## START INPUT RECORDS

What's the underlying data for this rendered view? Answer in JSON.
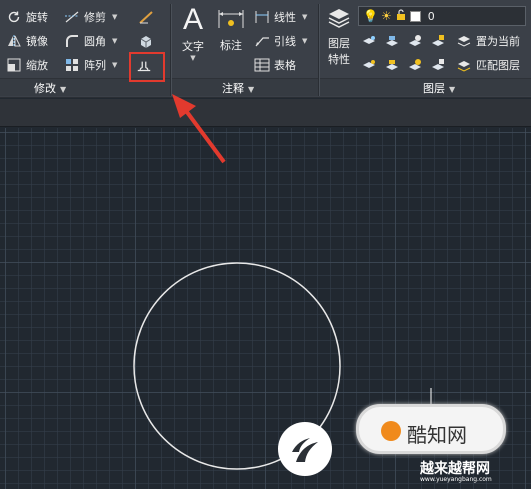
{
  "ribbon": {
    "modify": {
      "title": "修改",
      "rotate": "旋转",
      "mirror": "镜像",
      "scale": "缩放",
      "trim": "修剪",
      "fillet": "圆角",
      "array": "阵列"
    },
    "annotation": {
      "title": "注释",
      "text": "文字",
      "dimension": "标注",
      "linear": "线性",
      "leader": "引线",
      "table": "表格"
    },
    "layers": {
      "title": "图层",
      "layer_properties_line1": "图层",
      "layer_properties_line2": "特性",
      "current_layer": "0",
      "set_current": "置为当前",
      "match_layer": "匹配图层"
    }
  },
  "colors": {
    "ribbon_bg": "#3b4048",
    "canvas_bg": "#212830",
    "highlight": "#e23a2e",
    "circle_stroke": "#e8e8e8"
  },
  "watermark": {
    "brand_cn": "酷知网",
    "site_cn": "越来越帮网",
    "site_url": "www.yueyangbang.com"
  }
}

## END INPUT RECORDS
## START INPUT RECORDS

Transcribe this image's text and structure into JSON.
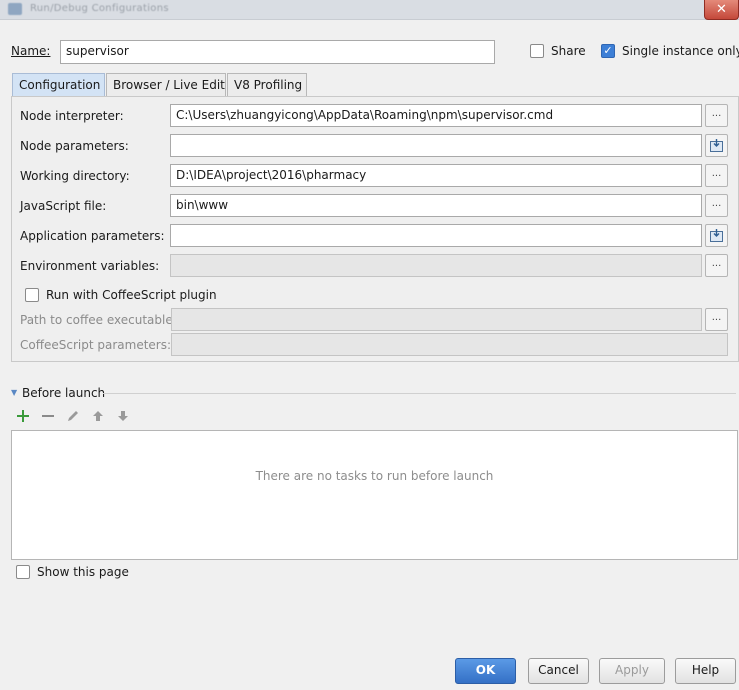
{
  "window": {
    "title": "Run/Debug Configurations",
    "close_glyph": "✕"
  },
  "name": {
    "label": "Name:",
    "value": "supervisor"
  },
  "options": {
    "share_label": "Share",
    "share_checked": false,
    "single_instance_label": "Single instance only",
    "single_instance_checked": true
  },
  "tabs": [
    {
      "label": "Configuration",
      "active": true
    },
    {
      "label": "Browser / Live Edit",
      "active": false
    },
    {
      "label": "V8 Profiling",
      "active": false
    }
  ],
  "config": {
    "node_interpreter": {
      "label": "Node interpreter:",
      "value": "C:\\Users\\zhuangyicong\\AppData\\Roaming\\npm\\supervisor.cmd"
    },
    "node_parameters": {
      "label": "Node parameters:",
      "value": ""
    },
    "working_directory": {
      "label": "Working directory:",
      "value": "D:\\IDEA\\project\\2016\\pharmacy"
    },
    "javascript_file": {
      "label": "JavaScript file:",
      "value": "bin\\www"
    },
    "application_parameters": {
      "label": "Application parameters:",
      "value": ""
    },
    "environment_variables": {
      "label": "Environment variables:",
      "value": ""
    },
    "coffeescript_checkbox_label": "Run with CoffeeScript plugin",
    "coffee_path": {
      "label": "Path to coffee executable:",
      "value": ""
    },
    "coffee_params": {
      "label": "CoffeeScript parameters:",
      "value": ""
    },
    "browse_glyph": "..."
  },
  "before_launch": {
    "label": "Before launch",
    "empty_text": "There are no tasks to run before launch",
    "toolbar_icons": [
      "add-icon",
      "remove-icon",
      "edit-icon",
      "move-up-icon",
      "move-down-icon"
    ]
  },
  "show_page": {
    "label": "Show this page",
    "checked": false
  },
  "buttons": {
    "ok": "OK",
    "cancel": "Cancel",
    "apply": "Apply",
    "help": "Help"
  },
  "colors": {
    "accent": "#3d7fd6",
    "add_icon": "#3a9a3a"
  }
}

## END INPUT RECORDS

» **WHAT TO PRODUCE**: Among the records above, how many lines carry the string "title"? Reply with the number alone.

» **OUTPUT**: 4